→ **Stored records**:
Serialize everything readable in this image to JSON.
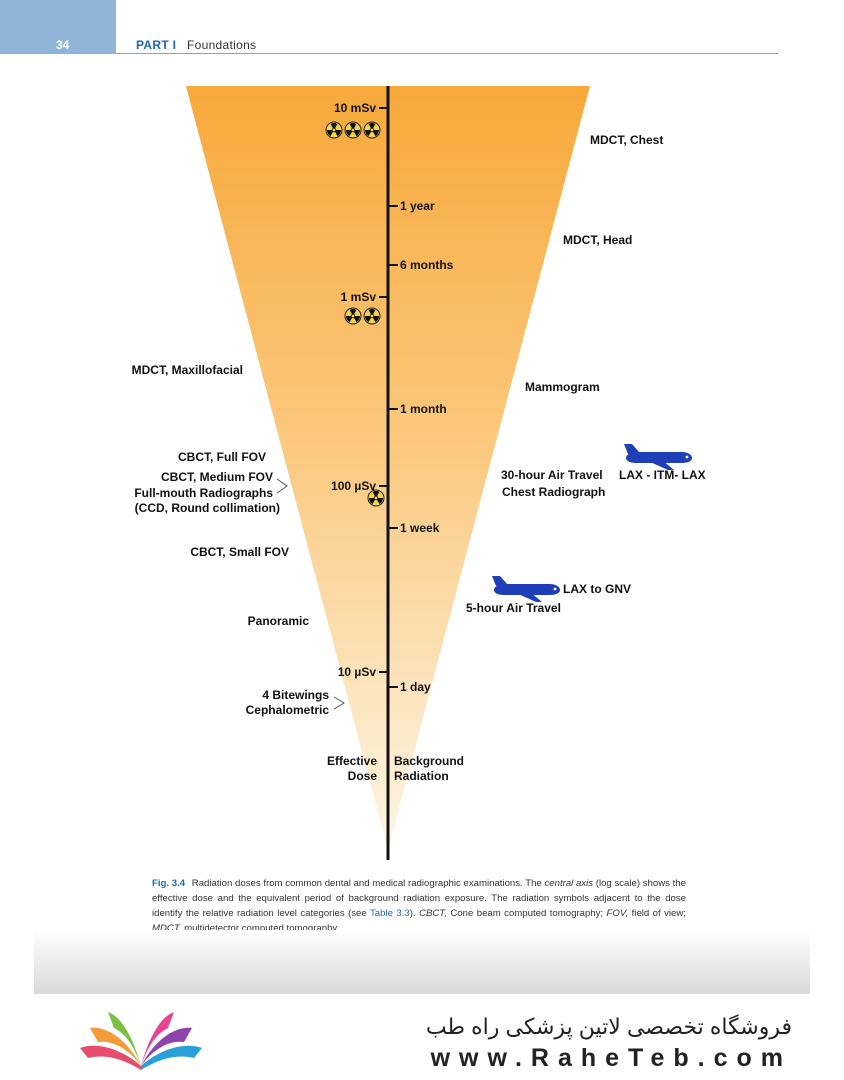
{
  "header": {
    "page_number": "34",
    "part_label": "PART I",
    "part_name": "Foundations"
  },
  "axis": {
    "dose_ticks": [
      {
        "label": "10 mSv",
        "symbols": 3
      },
      {
        "label": "1 mSv",
        "symbols": 2
      },
      {
        "label": "100 µSv",
        "symbols": 1
      },
      {
        "label": "10 µSv",
        "symbols": 0
      }
    ],
    "period_ticks": [
      "1 year",
      "6 months",
      "1 month",
      "1 week",
      "1 day"
    ],
    "left_title": [
      "Effective",
      "Dose"
    ],
    "right_title": [
      "Background",
      "Radiation"
    ]
  },
  "left_labels": {
    "mdct_maxillofacial": "MDCT, Maxillofacial",
    "cbct_full": "CBCT, Full FOV",
    "cbct_medium": "CBCT, Medium FOV",
    "fmx_1": "Full-mouth Radiographs",
    "fmx_2": "(CCD, Round collimation)",
    "cbct_small": "CBCT, Small FOV",
    "panoramic": "Panoramic",
    "bitewings": "4 Bitewings",
    "cephalometric": "Cephalometric"
  },
  "right_labels": {
    "mdct_chest": "MDCT, Chest",
    "mdct_head": "MDCT, Head",
    "mammogram": "Mammogram",
    "air_30": "30-hour Air Travel",
    "chest_radiograph": "Chest Radiograph",
    "route_long": "LAX - ITM- LAX",
    "route_short": "LAX to GNV",
    "air_5": "5-hour Air Travel"
  },
  "caption": {
    "fig_label": "Fig. 3.4",
    "t1": "Radiation doses from common dental and medical radiographic examinations. The",
    "central_axis": "central axis",
    "t2": "(log scale) shows the effective dose and the equivalent period of background radiation exposure. The radiation symbols adjacent to the dose identify the relative radiation level categories (see",
    "table_ref": "Table 3.3",
    "t3": ").",
    "cbct": "CBCT,",
    "t4": "Cone beam computed tomography;",
    "fov": "FOV,",
    "t5": "field of view;",
    "mdct": "MDCT,",
    "t6": "multidetector computed tomography."
  },
  "footer": {
    "store_name": "فروشگاه تخصصی لاتین پزشکی  راه طب",
    "url": "www.RaheTeb.com"
  },
  "colors": {
    "accent_blue": "#1f66b0",
    "cone_top": "#f7a93a",
    "cone_bottom": "#fdf4e2",
    "plane_blue": "#1f3fb8"
  }
}
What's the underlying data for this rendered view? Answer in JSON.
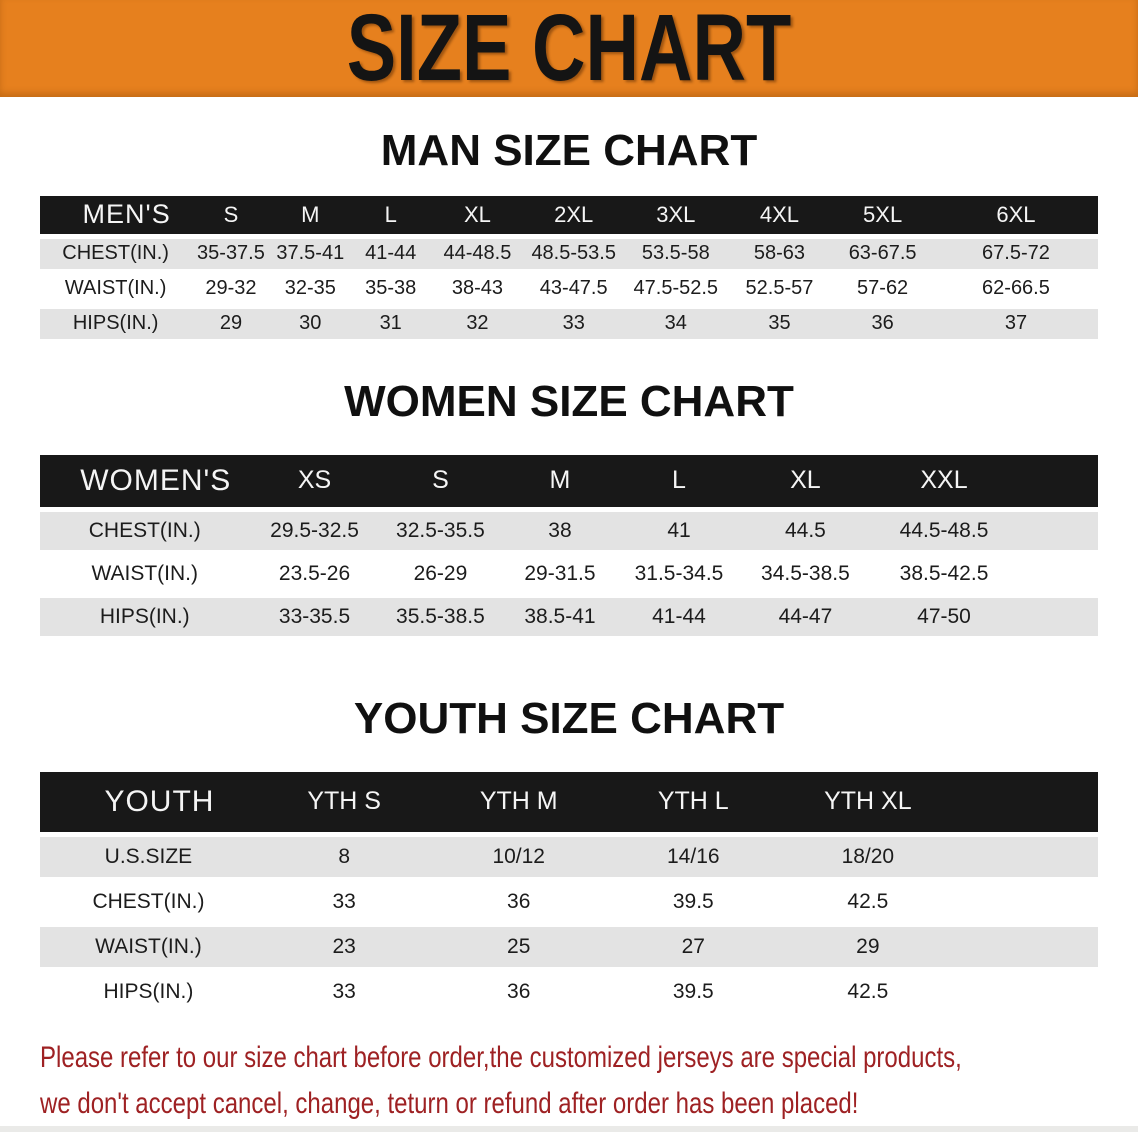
{
  "banner": {
    "title": "SIZE CHART"
  },
  "colors": {
    "banner_bg": "#E6801E",
    "banner_text": "#141414",
    "header_bar_bg": "#181818",
    "row_shaded": "#E3E3E3",
    "note_color": "#9E2123"
  },
  "charts": [
    {
      "id": "men",
      "heading": "MAN SIZE CHART",
      "header": {
        "label": "MEN'S",
        "sizes": [
          "S",
          "M",
          "L",
          "XL",
          "2XL",
          "3XL",
          "4XL",
          "5XL",
          "6XL"
        ]
      },
      "rows": [
        {
          "label": "CHEST(IN.)",
          "values": [
            "35-37.5",
            "37.5-41",
            "41-44",
            "44-48.5",
            "48.5-53.5",
            "53.5-58",
            "58-63",
            "63-67.5",
            "67.5-72"
          ]
        },
        {
          "label": "WAIST(IN.)",
          "values": [
            "29-32",
            "32-35",
            "35-38",
            "38-43",
            "43-47.5",
            "47.5-52.5",
            "52.5-57",
            "57-62",
            "62-66.5"
          ]
        },
        {
          "label": "HIPS(IN.)",
          "values": [
            "29",
            "30",
            "31",
            "32",
            "33",
            "34",
            "35",
            "36",
            "37"
          ]
        }
      ]
    },
    {
      "id": "women",
      "heading": "WOMEN SIZE CHART",
      "header": {
        "label": "WOMEN'S",
        "sizes": [
          "XS",
          "S",
          "M",
          "L",
          "XL",
          "XXL"
        ]
      },
      "rows": [
        {
          "label": "CHEST(IN.)",
          "values": [
            "29.5-32.5",
            "32.5-35.5",
            "38",
            "41",
            "44.5",
            "44.5-48.5"
          ]
        },
        {
          "label": "WAIST(IN.)",
          "values": [
            "23.5-26",
            "26-29",
            "29-31.5",
            "31.5-34.5",
            "34.5-38.5",
            "38.5-42.5"
          ]
        },
        {
          "label": "HIPS(IN.)",
          "values": [
            "33-35.5",
            "35.5-38.5",
            "38.5-41",
            "41-44",
            "44-47",
            "47-50"
          ]
        }
      ]
    },
    {
      "id": "youth",
      "heading": "YOUTH SIZE CHART",
      "header": {
        "label": "YOUTH",
        "sizes": [
          "YTH S",
          "YTH M",
          "YTH L",
          "YTH XL"
        ]
      },
      "rows": [
        {
          "label": "U.S.SIZE",
          "values": [
            "8",
            "10/12",
            "14/16",
            "18/20"
          ]
        },
        {
          "label": "CHEST(IN.)",
          "values": [
            "33",
            "36",
            "39.5",
            "42.5"
          ]
        },
        {
          "label": "WAIST(IN.)",
          "values": [
            "23",
            "25",
            "27",
            "29"
          ]
        },
        {
          "label": "HIPS(IN.)",
          "values": [
            "33",
            "36",
            "39.5",
            "42.5"
          ]
        }
      ]
    }
  ],
  "note": {
    "line1": "Please refer to our size chart before order,the customized jerseys are special products,",
    "line2": "we don't accept cancel, change, teturn or refund after order has been placed!"
  }
}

→ **Short problem**: Transcribe the material exactly, leaving every picture out.

→ **Expected answer**:
Serialize everything readable in this image to JSON.
{
  "header": {
    "page_number": "34",
    "part_label": "PART I",
    "part_name": "Foundations"
  },
  "axis": {
    "dose_ticks": [
      {
        "label": "10 mSv",
        "symbols": 3
      },
      {
        "label": "1 mSv",
        "symbols": 2
      },
      {
        "label": "100 µSv",
        "symbols": 1
      },
      {
        "label": "10 µSv",
        "symbols": 0
      }
    ],
    "period_ticks": [
      "1 year",
      "6 months",
      "1 month",
      "1 week",
      "1 day"
    ],
    "left_title": [
      "Effective",
      "Dose"
    ],
    "right_title": [
      "Background",
      "Radiation"
    ]
  },
  "left_labels": {
    "mdct_maxillofacial": "MDCT, Maxillofacial",
    "cbct_full": "CBCT, Full FOV",
    "cbct_medium": "CBCT, Medium FOV",
    "fmx_1": "Full-mouth Radiographs",
    "fmx_2": "(CCD, Round collimation)",
    "cbct_small": "CBCT, Small FOV",
    "panoramic": "Panoramic",
    "bitewings": "4 Bitewings",
    "cephalometric": "Cephalometric"
  },
  "right_labels": {
    "mdct_chest": "MDCT, Chest",
    "mdct_head": "MDCT, Head",
    "mammogram": "Mammogram",
    "air_30": "30-hour Air Travel",
    "chest_radiograph": "Chest Radiograph",
    "route_long": "LAX - ITM- LAX",
    "route_short": "LAX to GNV",
    "air_5": "5-hour Air Travel"
  },
  "caption": {
    "fig_label": "Fig. 3.4",
    "t1": "Radiation doses from common dental and medical radiographic examinations. The",
    "central_axis": "central axis",
    "t2": "(log scale) shows the effective dose and the equivalent period of background radiation exposure. The radiation symbols adjacent to the dose identify the relative radiation level categories (see",
    "table_ref": "Table 3.3",
    "t3": ").",
    "cbct": "CBCT,",
    "t4": "Cone beam computed tomography;",
    "fov": "FOV,",
    "t5": "field of view;",
    "mdct": "MDCT,",
    "t6": "multidetector computed tomography."
  },
  "footer": {
    "store_name": "فروشگاه تخصصی لاتین پزشکی  راه طب",
    "url": "www.RaheTeb.com"
  },
  "colors": {
    "accent_blue": "#1f66b0",
    "cone_top": "#f7a93a",
    "cone_bottom": "#fdf4e2",
    "plane_blue": "#1f3fb8"
  }
}
What's the underlying data for this rendered view? Answer in JSON.
{
  "banner": {
    "title": "SIZE CHART"
  },
  "colors": {
    "banner_bg": "#E6801E",
    "banner_text": "#141414",
    "header_bar_bg": "#181818",
    "row_shaded": "#E3E3E3",
    "note_color": "#9E2123"
  },
  "charts": [
    {
      "id": "men",
      "heading": "MAN SIZE CHART",
      "header": {
        "label": "MEN'S",
        "sizes": [
          "S",
          "M",
          "L",
          "XL",
          "2XL",
          "3XL",
          "4XL",
          "5XL",
          "6XL"
        ]
      },
      "rows": [
        {
          "label": "CHEST(IN.)",
          "values": [
            "35-37.5",
            "37.5-41",
            "41-44",
            "44-48.5",
            "48.5-53.5",
            "53.5-58",
            "58-63",
            "63-67.5",
            "67.5-72"
          ]
        },
        {
          "label": "WAIST(IN.)",
          "values": [
            "29-32",
            "32-35",
            "35-38",
            "38-43",
            "43-47.5",
            "47.5-52.5",
            "52.5-57",
            "57-62",
            "62-66.5"
          ]
        },
        {
          "label": "HIPS(IN.)",
          "values": [
            "29",
            "30",
            "31",
            "32",
            "33",
            "34",
            "35",
            "36",
            "37"
          ]
        }
      ]
    },
    {
      "id": "women",
      "heading": "WOMEN SIZE CHART",
      "header": {
        "label": "WOMEN'S",
        "sizes": [
          "XS",
          "S",
          "M",
          "L",
          "XL",
          "XXL"
        ]
      },
      "rows": [
        {
          "label": "CHEST(IN.)",
          "values": [
            "29.5-32.5",
            "32.5-35.5",
            "38",
            "41",
            "44.5",
            "44.5-48.5"
          ]
        },
        {
          "label": "WAIST(IN.)",
          "values": [
            "23.5-26",
            "26-29",
            "29-31.5",
            "31.5-34.5",
            "34.5-38.5",
            "38.5-42.5"
          ]
        },
        {
          "label": "HIPS(IN.)",
          "values": [
            "33-35.5",
            "35.5-38.5",
            "38.5-41",
            "41-44",
            "44-47",
            "47-50"
          ]
        }
      ]
    },
    {
      "id": "youth",
      "heading": "YOUTH SIZE CHART",
      "header": {
        "label": "YOUTH",
        "sizes": [
          "YTH S",
          "YTH M",
          "YTH L",
          "YTH XL"
        ]
      },
      "rows": [
        {
          "label": "U.S.SIZE",
          "values": [
            "8",
            "10/12",
            "14/16",
            "18/20"
          ]
        },
        {
          "label": "CHEST(IN.)",
          "values": [
            "33",
            "36",
            "39.5",
            "42.5"
          ]
        },
        {
          "label": "WAIST(IN.)",
          "values": [
            "23",
            "25",
            "27",
            "29"
          ]
        },
        {
          "label": "HIPS(IN.)",
          "values": [
            "33",
            "36",
            "39.5",
            "42.5"
          ]
        }
      ]
    }
  ],
  "note": {
    "line1": "Please refer to our size chart before order,the customized jerseys are special products,",
    "line2": "we don't accept cancel, change, teturn or refund after order has been placed!"
  }
}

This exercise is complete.